DATA TO PROCESS
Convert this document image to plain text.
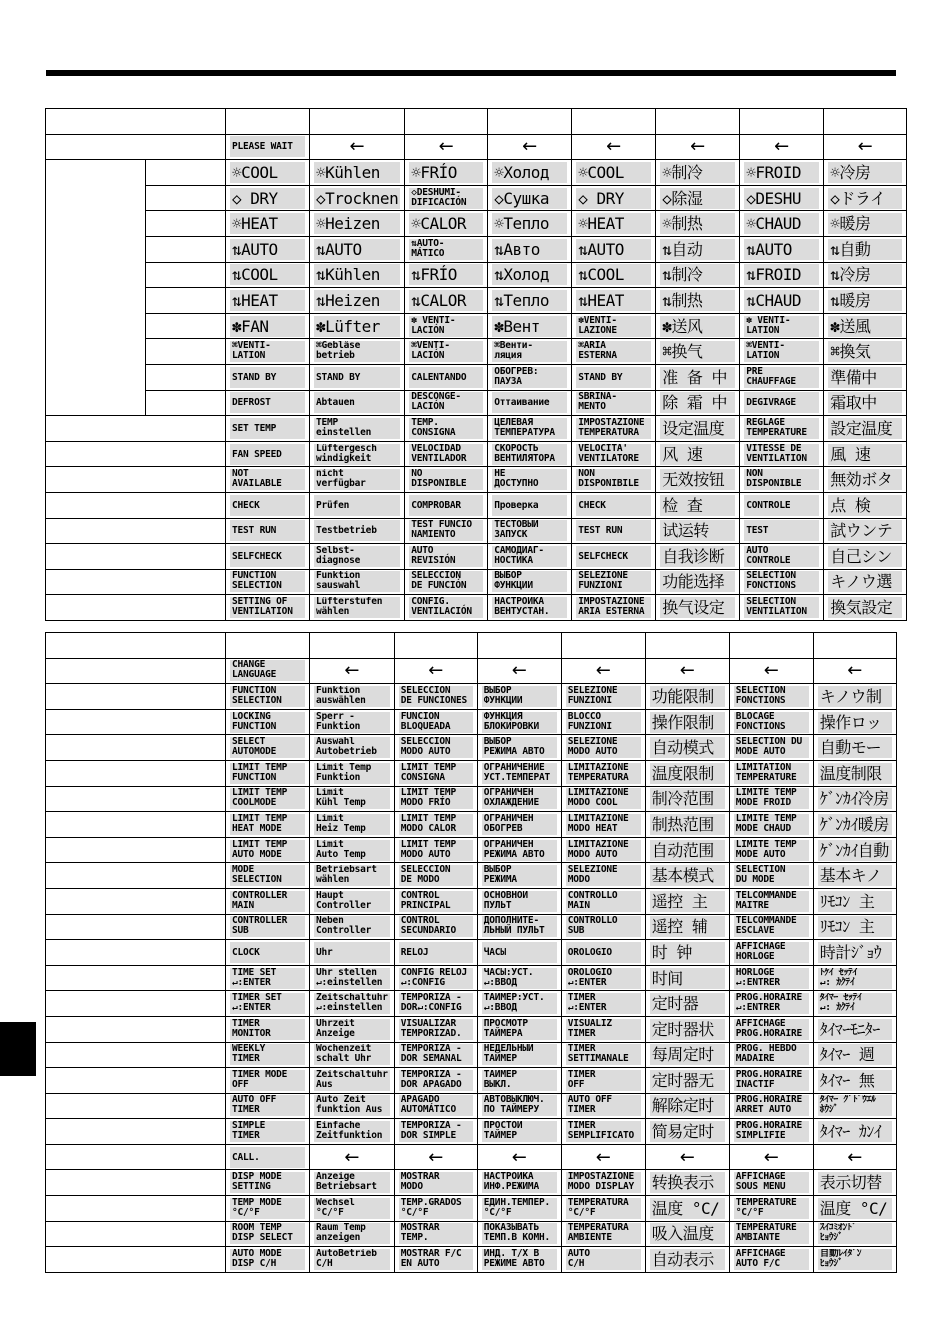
		PLEASE WAIT	←	←	←	←	←	←	←

		☼COOL	☼Kühlen	☼FRÍO	☼Холод	☼COOL	☼制冷	☼FROID	☼冷房

		◇ DRY	◇Trocknen	◇DESHUMI-
DIFICACIÓN	◇Сушка	◇ DRY	◇除湿	◇DESHU	◇ドライ

		☼HEAT	☼Heizen	☼CALOR	☼Тепло	☼HEAT	☼制热	☼CHAUD	☼暖房

		⇅AUTO	⇅AUTO	⇅AUTO-
MÁTICO	⇅Авто	⇅AUTO	⇅自动	⇅AUTO	⇅自動

		⇅COOL	⇅Kühlen	⇅FRÍO	⇅Холод	⇅COOL	⇅制冷	⇅FROID	⇅冷房

		⇅HEAT	⇅Heizen	⇅CALOR	⇅Тепло	⇅HEAT	⇅制热	⇅CHAUD	⇅暖房

		✽FAN	✽Lüfter	✽ VENTI-
LACIÓN	✽Вент	✽VENTI-
LAZIONE	✽送风	✽ VENTI-
LATION	✽送風

		⌘VENTI-
LATION	⌘Gebläse
betrieb	⌘VENTI-
LACIÓN	⌘Венти-
ляция	⌘ARIA
ESTERNA	⌘换气	⌘VENTI-
LATION	⌘換気

		STAND BY	STAND BY	CALENTANDO	ОБОГРЕВ:
ПАУЗА	STAND BY	准 备 中	PRE
CHAUFFAGE	準備中

		DEFROST	Abtauen	DESCONGE-
LACIÓN	Оттаивание	SBRINA-
MENTO	除 霜 中	DEGIVRAGE	霜取中

		SET TEMP	TEMP
einstellen	TEMP.
CONSIGNA	ЦЕЛЕВАЯ
ТЕМПЕРАТУРА	IMPOSTAZIONE
TEMPERATURA	设定温度	REGLAGE
TEMPERATURE	設定温度

		FAN SPEED	Lüftergesch
windigkeit	VELOCIDAD
VENTILADOR	СКОРОСТЬ
ВЕНТИЛЯТОРА	VELOCITA'
VENTILATORE	风 速	VITESSE DE
VENTILATION	風 速

		NOT
AVAILABLE	nicht
verfügbar	NO
DISPONIBLE	НЕ
ДОСТУПНО	NON
DISPONIBILE	无效按钮	NON
DISPONIBLE	無効ボタ

		CHECK	Prüfen	COMPROBAR	Проверка	CHECK	检 查	CONTROLE	点 検

		TEST RUN	Testbetrieb	TEST FUNCIO
NAMIENTO	ТЕСТОВЫЙ
ЗАПУСК	TEST RUN	试运转	TEST	試ウンテ

		SELFCHECK	Selbst-
diagnose	AUTO
REVISIÓN	САМОДИАГ-
НОСТИКА	SELFCHECK	自我诊断	AUTO
CONTROLE	自己シン

		FUNCTION
SELECTION	Funktion
sauswahl	SELECCIÓN
DE FUNCIÓN	ВЫБОР
ФУНКЦИИ	SELEZIONE
FUNZIONI	功能选择	SELECTION
FONCTIONS	キノウ選

		SETTING OF
VENTILATION	Lüfterstufen
wählen	CONFIG.
VENTILACIÓN	НАСТРОЙКА
ВЕНТУСТАН.	IMPOSTAZIONE
ARIA ESTERNA	换气设定	SELECTION
VENTILATION	換気設定

	CHANGE
LANGUAGE	←	←	←	←	←	←	←

	FUNCTION
SELECTION	Funktion
auswählen	SELECCIÓN
DE FUNCIONES	ВЫБОР
ФУНКЦИИ	SELEZIONE
FUNZIONI	功能限制	SELECTION
FONCTIONS	キノウ制

	LOCKING
FUNCTION	Sperr -
Funktion	FUNCIÓN
BLOQUEADA	ФУНКЦИЯ
БЛОКИРОВКИ	BLOCCO
FUNZIONI	操作限制	BLOCAGE
FONCTIONS	操作ロッ

	SELECT
AUTOMODE	Auswahl
Autobetrieb	SELECCIÓN
MODO AUTO	ВЫБОР
РЕЖИМА АВТО	SELEZIONE
MODO AUTO	自动模式	SELECTION DU
MODE AUTO	自動モー

	LIMIT TEMP
FUNCTION	Limit Temp
Funktion	LÍMIT TEMP
CONSIGNA	ОГРАНИЧЕНИЕ
УСТ.ТЕМПЕРАТ	LIMITAZIONE
TEMPERATURA	温度限制	LIMITATION
TEMPERATURE	温度制限

	LIMIT TEMP
COOLMODE	Limit
Kühl Temp	LÍMIT TEMP
MODO FRÍO	ОГРАНИЧЕН
ОХЛАЖДЕНИЕ	LIMITAZIONE
MODO COOL	制冷范围	LIMITE TEMP
MODE FROID	ｹﾞﾝｶｲ冷房

	LIMIT TEMP
HEAT MODE	Limit
Heiz Temp	LÍMIT TEMP
MODO CALOR	ОГРАНИЧЕН
ОБОГРЕВ	LIMITAZIONE
MODO HEAT	制热范围	LIMITE TEMP
MODE CHAUD	ｹﾞﾝｶｲ暖房

	LIMIT TEMP
AUTO MODE	Limit
Auto Temp	LÍMIT TEMP
MODO AUTO	ОГРАНИЧЕН
РЕЖИМА АВТО	LIMITAZIONE
MODO AUTO	自动范围	LIMITE TEMP
MODE AUTO	ｹﾞﾝｶｲ自動

	MODE
SELECTION	Betriebsart
wählen	SELECCIÓN
DE MODO	ВЫБОР
РЕЖИМА	SELEZIONE
MODO	基本模式	SELECTION
DU MODE	基本キノ

	CONTROLLER
MAIN	Haupt
Controller	CONTROL
PRINCIPAL	ОСНОВНОЙ
ПУЛЬТ	CONTROLLO
MAIN	遥控 主	TELCOMMANDE
MAITRE	ﾘﾓｺﾝ 主

	CONTROLLER
SUB	Neben
Controller	CONTROL
SECUNDARIO	ДОПОЛНИТЕ-
ЛЬНЫЙ ПУЛЬТ	CONTROLLO
SUB	遥控 辅	TELCOMMANDE
ESCLAVE	ﾘﾓｺﾝ 主

	CLOCK	Uhr	RELOJ	ЧАСЫ	OROLOGIO	时 钟	AFFICHAGE
HORLOGE	時計ｼﾞｮｳ

	TIME SET
↵:ENTER	Uhr stellen
↵:einstellen	CONFIG RELOJ
↵:CONFIG	ЧАСЫ:УСТ.
↵:ВВОД	OROLOGIO
↵:ENTER	时间	HORLOGE
↵:ENTRER	ﾄｹｲ ｾｯﾃｲ
↵: ｶｸﾃｲ

	TIMER SET
↵:ENTER	Zeitschaltuhr
↵:einstellen	TEMPORIZA -
DOR↵:CONFIG	ТАЙМЕР:УСТ.
↵:ВВОД	TIMER
↵:ENTER	定时器	PROG.HORAIRE
↵:ENTRER	ﾀｲﾏｰ ｾｯﾃｲ
↵: ｶｸﾃｲ

	TIMER
MONITOR	Uhrzeit
Anzeige	VISUALIZAR
TEMPORIZAD.	ПРОСМОТР
ТАЙМЕРА	VISUALIZ
TIMER	定时器状	AFFICHAGE
PROG.HORAIRE	ﾀｲﾏｰﾓﾆﾀｰ

	WEEKLY
TIMER	Wochenzeit
schalt Uhr	TEMPORIZA -
DOR SEMANAL	НЕДЕЛЬНЫЙ
ТАЙМЕР	TIMER
SETTIMANALE	每周定时	PROG. HEBDO
MADAIRE	ﾀｲﾏｰ 週

	TIMER MODE
OFF	Zeitschaltuhr
Aus	TEMPORIZA -
DOR APAGADO	ТАЙМЕР
ВЫКЛ.	TIMER
OFF	定时器无	PROG.HORAIRE
INACTIF	ﾀｲﾏｰ 無

	AUTO OFF
TIMER	Auto Zeit
funktion Aus	APAGADO
AUTOMÁTICO	АВТОВЫКЛЮЧ.
ПО ТАЙМЕРУ	AUTO OFF
TIMER	解除定时	PROG.HORAIRE
ARRET AUTO	ﾀｲﾏｰ ｸﾞﾄﾞｳｴﾙ
ﾎｳｼﾞ

	SIMPLE
TIMER	Einfache
Zeitfunktion	TEMPORIZA -
DOR SIMPLE	ПРОСТОЙ
ТАЙМЕР	TIMER
SEMPLIFICATO	简易定时	PROG.HORAIRE
SIMPLIFIE	ﾀｲﾏｰ ｶﾝｲ

	CALL.	←	←	←	←	←	←	←

	DISP MODE
SETTING	Anzeige
Betriebsart	MOSTRAR
MODO	НАСТРОЙКА
ИНФ.РЕЖИМА	IMPOSTAZIONE
MODO DISPLAY	转换表示	AFFICHAGE
SOUS MENU	表示切替

	TEMP MODE
°C/°F	Wechsel
°C/°F	TEMP.GRADOS
°C/°F	ЕДИН.ТЕМПЕР.
°C/°F	TEMPERATURA
°C/°F	温度 °C/	TEMPERATURE
°C/°F	温度 °C/

	ROOM TEMP
DISP SELECT	Raum Temp
anzeigen	MOSTRAR
TEMP.	ПОКАЗЫВАТЬ
ТЕМП.В КОМН.	TEMPERATURA
AMBIENTE	吸入温度	TEMPERATURE
AMBIANTE	ｽｲｺﾐｵﾝﾄﾞ
ﾋｮｳｼﾞ

	AUTO MODE
DISP C/H	AutoBetrieb
C/H	MOSTRAR F/C
EN AUTO	ИНД. Т/X В
РЕЖИМЕ АВТО	AUTO
C/H	自动表示	AFFICHAGE
AUTO F/C	自動ﾚｲﾀﾞﾝ
ﾋｮｳｼﾞ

INSTRUCTION
In the entries above, identify every line with the string "einstellen".

RESULT
einstellen	TEMP.
↵:einstellen	CONFIG RELOJ
↵:einstellen	TEMPORIZA -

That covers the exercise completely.